**Your task**.
Find every line in the records below that holds the word "screenshot", and copy each one.

··· Given data

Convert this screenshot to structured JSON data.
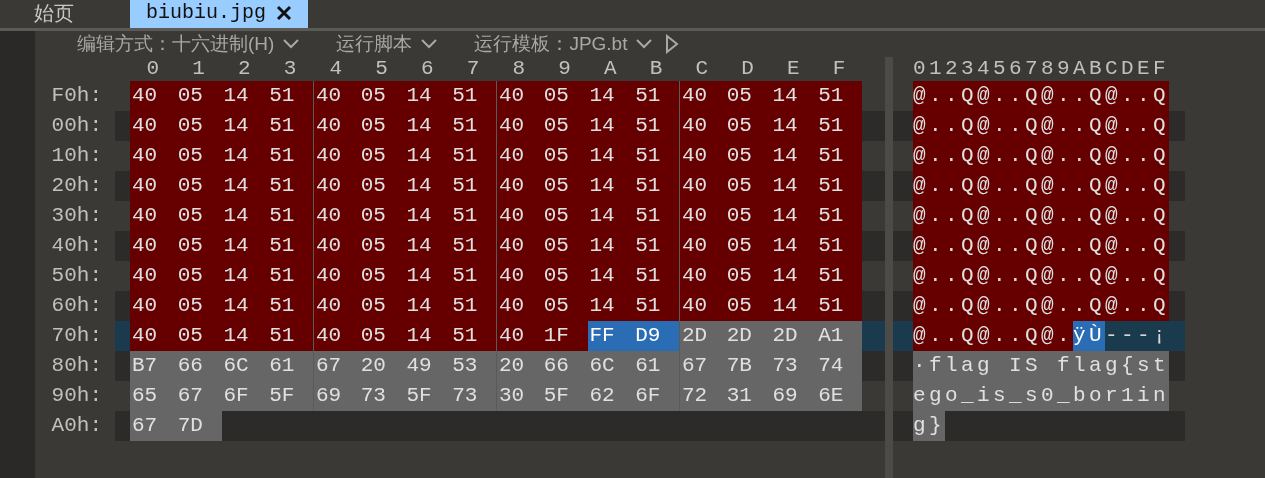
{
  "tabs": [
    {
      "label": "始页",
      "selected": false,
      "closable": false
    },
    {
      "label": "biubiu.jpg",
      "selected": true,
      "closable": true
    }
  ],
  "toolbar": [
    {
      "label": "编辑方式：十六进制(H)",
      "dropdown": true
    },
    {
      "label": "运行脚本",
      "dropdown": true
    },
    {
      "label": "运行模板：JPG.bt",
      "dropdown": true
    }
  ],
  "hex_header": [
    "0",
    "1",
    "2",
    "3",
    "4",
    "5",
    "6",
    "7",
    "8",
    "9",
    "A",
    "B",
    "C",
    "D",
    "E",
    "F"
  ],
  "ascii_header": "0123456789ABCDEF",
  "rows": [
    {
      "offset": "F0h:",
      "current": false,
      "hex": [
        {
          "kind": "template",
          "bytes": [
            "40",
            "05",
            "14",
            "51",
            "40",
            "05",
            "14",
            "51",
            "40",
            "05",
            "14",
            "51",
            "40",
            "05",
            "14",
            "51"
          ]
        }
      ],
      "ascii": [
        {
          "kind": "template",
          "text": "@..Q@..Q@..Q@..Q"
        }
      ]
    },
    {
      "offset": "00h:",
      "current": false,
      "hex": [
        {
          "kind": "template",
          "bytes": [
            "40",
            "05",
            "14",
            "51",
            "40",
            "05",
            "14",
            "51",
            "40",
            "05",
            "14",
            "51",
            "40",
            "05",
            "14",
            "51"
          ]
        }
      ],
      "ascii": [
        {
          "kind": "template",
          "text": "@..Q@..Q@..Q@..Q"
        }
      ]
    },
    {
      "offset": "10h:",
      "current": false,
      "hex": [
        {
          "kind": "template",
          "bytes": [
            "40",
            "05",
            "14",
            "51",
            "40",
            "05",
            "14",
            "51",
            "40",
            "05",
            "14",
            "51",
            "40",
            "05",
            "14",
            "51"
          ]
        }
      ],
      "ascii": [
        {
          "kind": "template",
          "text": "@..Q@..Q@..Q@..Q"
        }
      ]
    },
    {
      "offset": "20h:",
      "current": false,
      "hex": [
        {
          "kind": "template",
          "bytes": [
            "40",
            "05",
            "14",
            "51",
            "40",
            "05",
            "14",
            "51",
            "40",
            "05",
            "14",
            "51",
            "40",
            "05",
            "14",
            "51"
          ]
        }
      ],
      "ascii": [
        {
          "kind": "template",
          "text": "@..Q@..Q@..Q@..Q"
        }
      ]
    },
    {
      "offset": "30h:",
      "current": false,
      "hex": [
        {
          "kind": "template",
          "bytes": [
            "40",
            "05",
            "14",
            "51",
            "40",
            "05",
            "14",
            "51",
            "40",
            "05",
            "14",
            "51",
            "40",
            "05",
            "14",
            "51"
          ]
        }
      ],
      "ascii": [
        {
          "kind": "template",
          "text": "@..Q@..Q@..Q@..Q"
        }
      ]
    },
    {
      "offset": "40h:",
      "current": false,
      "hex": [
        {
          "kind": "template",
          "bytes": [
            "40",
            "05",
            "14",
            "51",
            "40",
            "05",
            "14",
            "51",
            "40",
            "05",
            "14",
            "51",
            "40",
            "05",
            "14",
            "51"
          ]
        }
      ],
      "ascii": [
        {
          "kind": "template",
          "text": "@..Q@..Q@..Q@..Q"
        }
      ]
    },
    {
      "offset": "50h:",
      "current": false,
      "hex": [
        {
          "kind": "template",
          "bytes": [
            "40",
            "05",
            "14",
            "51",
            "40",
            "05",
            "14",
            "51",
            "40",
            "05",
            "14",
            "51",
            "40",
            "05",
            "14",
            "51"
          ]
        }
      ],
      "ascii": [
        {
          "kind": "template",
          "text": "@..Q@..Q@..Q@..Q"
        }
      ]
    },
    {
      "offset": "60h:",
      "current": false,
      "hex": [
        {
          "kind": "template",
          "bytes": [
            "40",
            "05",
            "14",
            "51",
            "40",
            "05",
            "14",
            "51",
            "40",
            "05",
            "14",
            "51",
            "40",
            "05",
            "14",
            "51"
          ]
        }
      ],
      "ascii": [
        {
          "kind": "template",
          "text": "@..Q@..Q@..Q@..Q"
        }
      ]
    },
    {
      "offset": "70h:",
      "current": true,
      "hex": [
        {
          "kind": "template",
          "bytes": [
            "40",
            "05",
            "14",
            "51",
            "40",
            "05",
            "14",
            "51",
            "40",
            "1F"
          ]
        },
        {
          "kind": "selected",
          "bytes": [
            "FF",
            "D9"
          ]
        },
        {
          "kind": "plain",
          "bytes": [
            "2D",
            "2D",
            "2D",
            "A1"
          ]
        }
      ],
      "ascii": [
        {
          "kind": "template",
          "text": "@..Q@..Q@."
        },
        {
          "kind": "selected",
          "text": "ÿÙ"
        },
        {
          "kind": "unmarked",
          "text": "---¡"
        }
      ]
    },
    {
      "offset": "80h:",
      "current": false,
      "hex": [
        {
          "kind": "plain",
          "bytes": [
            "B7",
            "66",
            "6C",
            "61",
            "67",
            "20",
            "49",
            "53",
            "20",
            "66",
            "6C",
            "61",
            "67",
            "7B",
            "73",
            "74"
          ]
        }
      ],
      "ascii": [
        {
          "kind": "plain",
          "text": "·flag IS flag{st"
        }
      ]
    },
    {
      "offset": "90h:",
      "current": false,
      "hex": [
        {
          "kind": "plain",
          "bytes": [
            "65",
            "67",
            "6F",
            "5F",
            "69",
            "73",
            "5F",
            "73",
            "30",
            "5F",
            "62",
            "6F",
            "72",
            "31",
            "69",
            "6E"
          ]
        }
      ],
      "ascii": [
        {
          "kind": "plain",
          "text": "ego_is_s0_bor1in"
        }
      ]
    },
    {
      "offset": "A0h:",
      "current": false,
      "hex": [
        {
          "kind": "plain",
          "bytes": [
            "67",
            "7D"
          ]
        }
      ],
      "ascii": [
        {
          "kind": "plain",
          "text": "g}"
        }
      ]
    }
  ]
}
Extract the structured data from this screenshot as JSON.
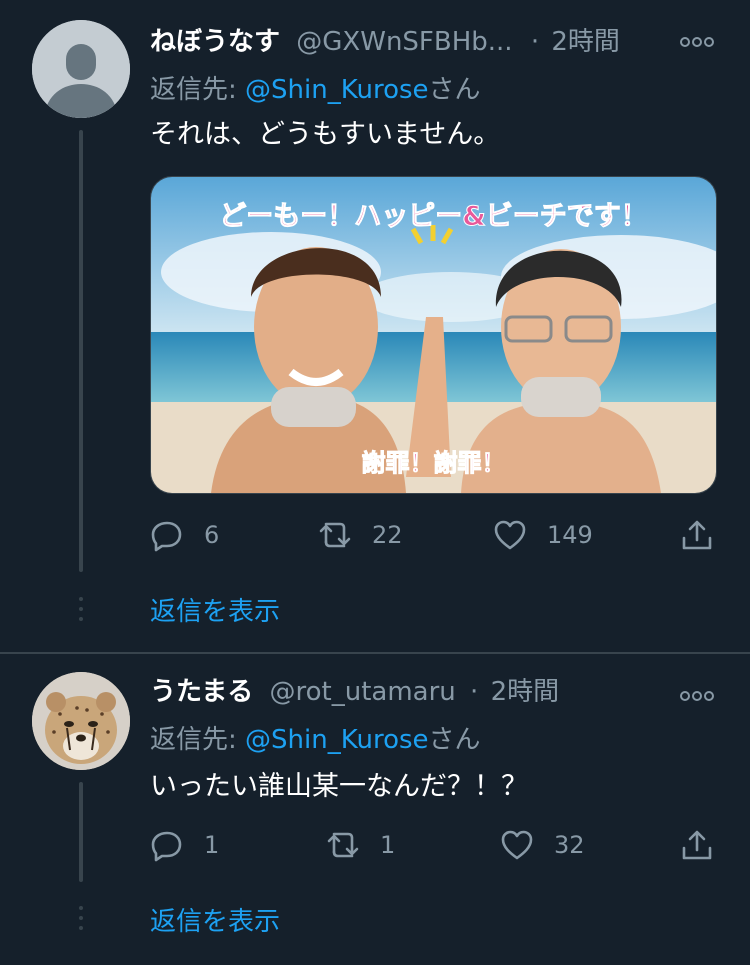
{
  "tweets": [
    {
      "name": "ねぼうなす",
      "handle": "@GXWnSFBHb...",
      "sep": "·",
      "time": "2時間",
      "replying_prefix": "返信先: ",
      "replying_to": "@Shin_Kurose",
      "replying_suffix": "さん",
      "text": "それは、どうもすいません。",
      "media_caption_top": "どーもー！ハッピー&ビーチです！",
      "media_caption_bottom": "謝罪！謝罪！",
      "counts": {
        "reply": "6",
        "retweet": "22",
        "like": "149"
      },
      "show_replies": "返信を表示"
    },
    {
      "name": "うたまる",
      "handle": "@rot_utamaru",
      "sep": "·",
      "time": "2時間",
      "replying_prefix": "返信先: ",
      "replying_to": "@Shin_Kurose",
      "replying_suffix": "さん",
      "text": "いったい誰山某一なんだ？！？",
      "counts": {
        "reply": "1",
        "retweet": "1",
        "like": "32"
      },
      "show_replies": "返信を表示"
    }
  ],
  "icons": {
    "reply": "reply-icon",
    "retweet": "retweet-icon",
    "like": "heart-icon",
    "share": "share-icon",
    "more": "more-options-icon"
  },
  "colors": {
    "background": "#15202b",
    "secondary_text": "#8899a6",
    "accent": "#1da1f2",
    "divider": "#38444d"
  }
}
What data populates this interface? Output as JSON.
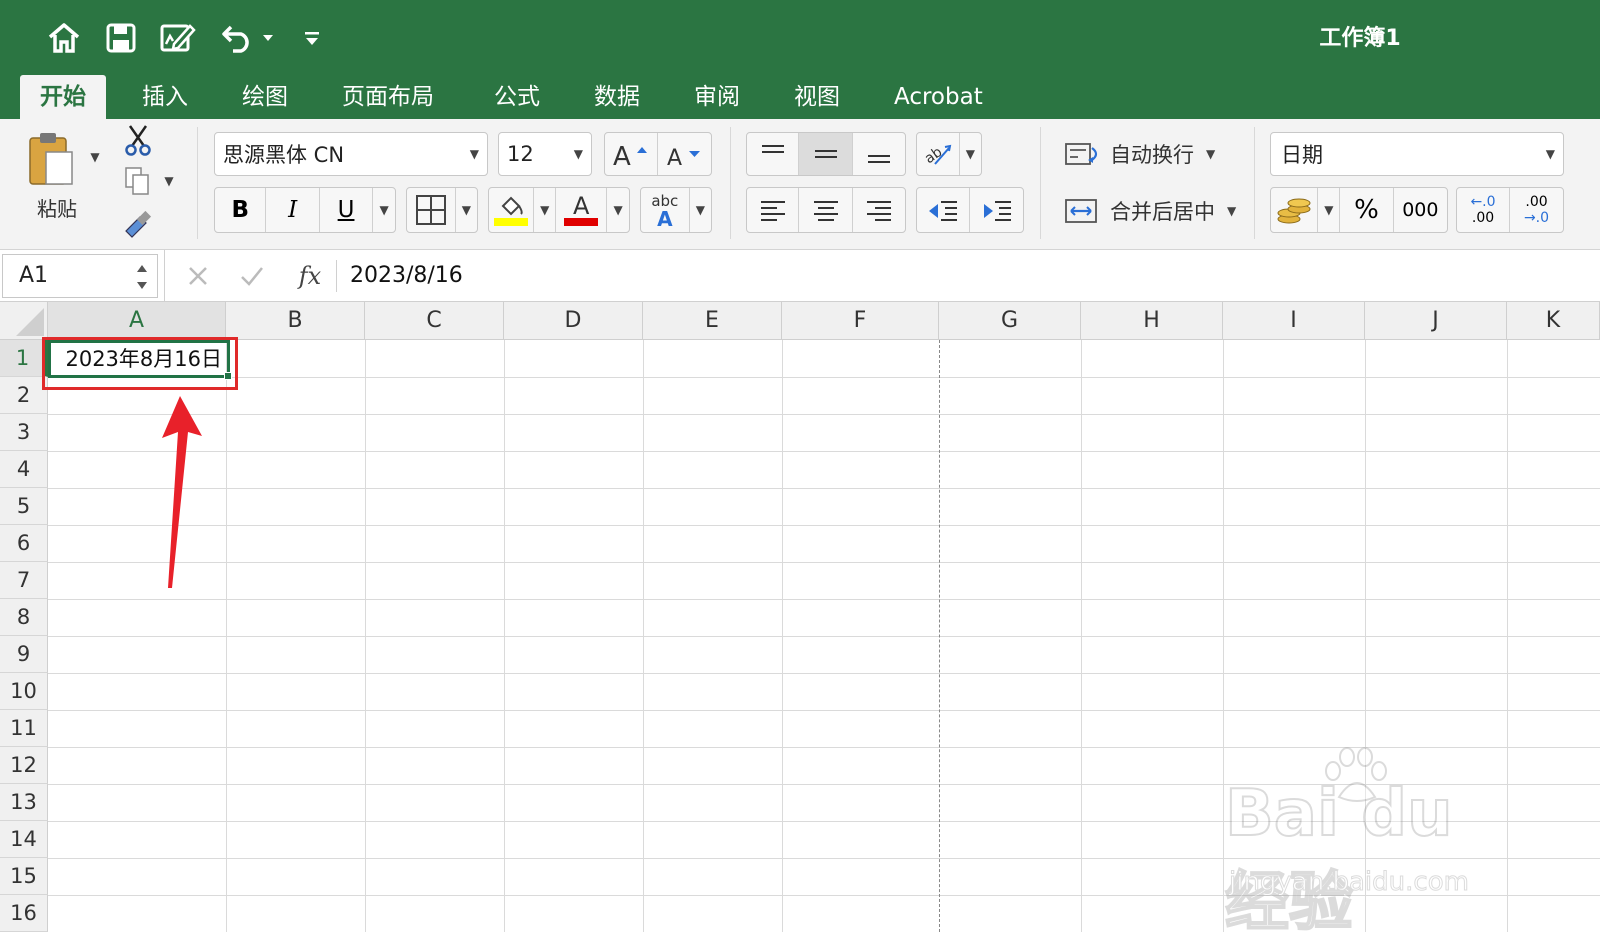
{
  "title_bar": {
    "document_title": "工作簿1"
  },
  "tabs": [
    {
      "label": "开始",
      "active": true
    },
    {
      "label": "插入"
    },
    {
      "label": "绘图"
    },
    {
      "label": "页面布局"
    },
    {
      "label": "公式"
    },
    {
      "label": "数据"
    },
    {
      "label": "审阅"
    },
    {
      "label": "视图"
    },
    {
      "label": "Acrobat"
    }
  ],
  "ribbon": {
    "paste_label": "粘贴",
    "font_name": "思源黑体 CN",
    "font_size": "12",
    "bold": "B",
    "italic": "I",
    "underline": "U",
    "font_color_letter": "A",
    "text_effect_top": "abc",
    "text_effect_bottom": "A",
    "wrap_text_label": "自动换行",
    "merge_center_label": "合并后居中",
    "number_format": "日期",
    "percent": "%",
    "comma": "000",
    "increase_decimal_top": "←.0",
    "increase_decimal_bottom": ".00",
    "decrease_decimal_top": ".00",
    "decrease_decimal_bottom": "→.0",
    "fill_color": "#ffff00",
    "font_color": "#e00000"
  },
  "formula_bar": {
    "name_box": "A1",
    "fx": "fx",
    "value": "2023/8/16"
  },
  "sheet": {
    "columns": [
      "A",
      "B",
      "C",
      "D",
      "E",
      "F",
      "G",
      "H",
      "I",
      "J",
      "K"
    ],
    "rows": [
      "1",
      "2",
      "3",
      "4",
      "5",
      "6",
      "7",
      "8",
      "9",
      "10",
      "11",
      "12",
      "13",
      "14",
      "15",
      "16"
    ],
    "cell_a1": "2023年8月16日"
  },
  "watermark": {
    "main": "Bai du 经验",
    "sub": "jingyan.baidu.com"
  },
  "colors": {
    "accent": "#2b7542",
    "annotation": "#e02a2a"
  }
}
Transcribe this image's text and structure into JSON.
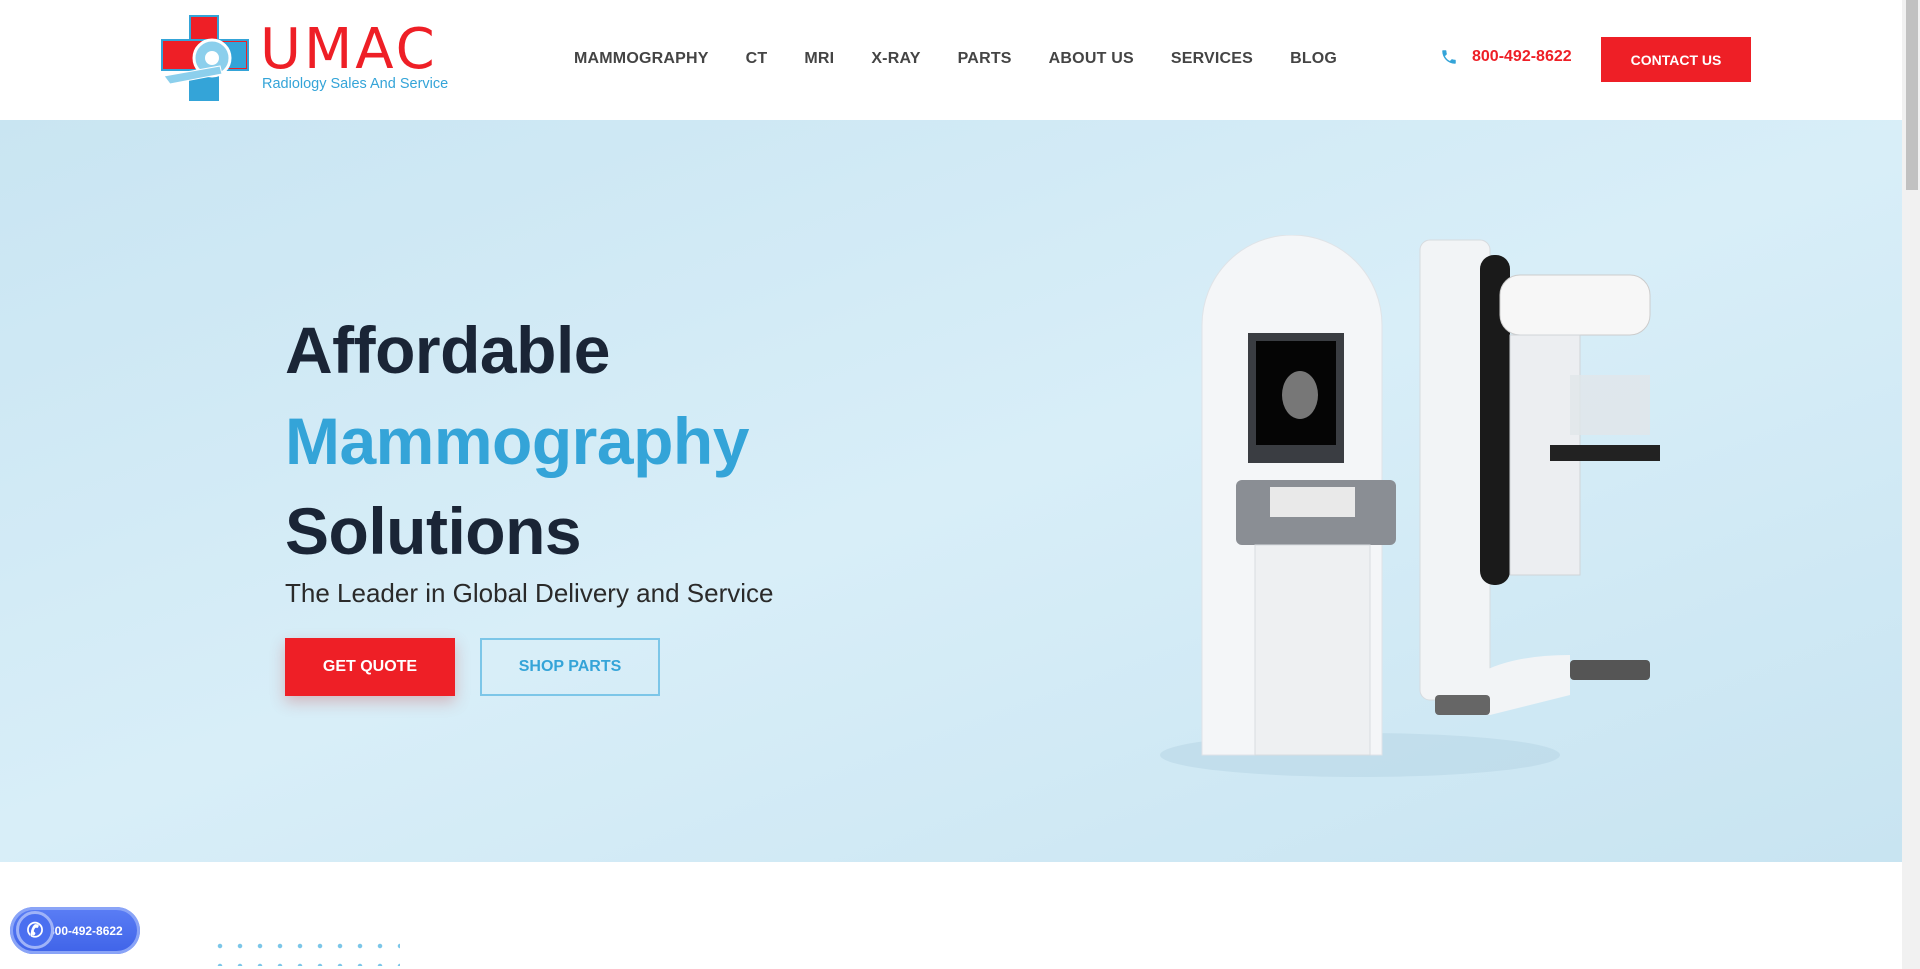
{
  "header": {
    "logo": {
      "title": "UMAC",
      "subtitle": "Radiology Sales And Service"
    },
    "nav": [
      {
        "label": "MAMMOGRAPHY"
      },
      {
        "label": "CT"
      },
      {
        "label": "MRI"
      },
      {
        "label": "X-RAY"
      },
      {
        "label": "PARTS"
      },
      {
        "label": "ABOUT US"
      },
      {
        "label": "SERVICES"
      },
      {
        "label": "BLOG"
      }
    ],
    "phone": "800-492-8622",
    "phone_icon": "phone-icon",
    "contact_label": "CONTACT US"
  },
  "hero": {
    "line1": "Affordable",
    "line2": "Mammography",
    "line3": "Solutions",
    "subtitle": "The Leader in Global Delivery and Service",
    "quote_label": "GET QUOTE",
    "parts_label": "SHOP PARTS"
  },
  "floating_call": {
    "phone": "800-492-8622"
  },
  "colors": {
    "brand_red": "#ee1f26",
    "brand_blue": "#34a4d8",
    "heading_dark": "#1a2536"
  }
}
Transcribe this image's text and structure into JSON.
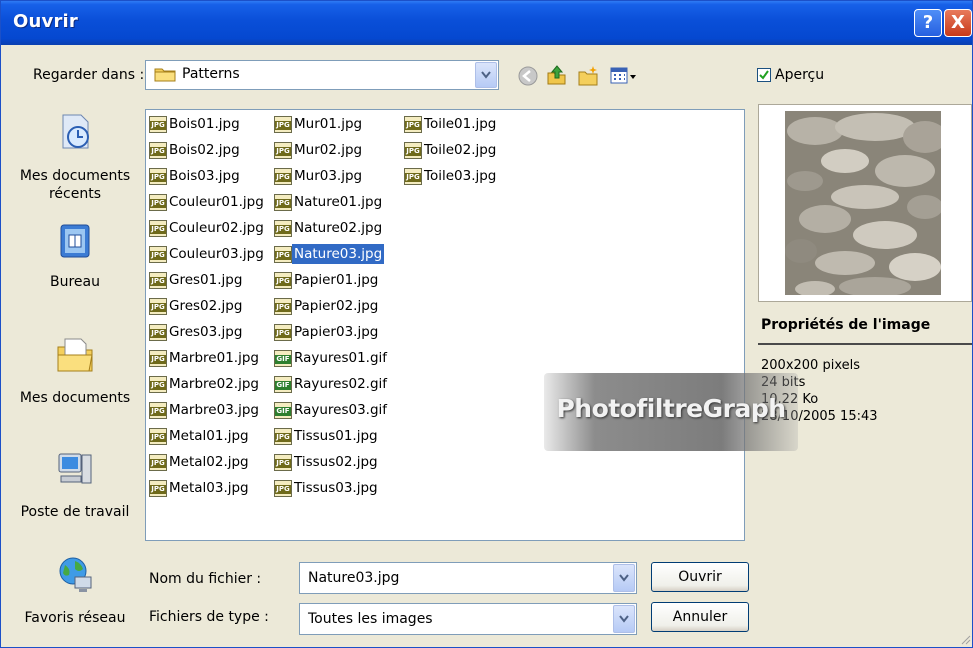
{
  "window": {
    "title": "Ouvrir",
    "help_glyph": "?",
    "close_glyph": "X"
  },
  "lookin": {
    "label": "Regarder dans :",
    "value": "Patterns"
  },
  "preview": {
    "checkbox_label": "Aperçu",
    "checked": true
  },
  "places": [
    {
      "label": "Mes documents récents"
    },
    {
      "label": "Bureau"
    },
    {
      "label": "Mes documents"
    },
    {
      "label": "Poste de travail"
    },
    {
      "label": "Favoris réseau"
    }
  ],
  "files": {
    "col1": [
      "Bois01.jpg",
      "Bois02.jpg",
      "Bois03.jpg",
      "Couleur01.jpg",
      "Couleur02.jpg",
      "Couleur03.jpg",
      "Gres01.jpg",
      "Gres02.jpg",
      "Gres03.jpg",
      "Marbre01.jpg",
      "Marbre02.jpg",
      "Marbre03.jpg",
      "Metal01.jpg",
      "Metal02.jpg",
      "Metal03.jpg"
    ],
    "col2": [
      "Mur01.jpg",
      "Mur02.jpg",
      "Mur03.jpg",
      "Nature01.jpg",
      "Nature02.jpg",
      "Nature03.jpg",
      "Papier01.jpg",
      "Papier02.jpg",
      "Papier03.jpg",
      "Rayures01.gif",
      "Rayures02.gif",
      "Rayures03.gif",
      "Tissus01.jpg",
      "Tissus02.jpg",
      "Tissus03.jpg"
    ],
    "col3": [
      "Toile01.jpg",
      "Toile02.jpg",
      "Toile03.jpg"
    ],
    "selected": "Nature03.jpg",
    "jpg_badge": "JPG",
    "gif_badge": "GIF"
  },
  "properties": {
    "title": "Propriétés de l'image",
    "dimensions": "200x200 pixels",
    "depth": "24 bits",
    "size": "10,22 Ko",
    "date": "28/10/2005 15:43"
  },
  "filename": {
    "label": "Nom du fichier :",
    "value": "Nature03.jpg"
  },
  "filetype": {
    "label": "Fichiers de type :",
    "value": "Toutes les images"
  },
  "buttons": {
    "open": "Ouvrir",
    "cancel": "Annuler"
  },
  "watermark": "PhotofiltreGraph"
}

······

**Solution to this task**.
Convert this screenshot to structured JSON data.
Extract the structured data from this screenshot as JSON.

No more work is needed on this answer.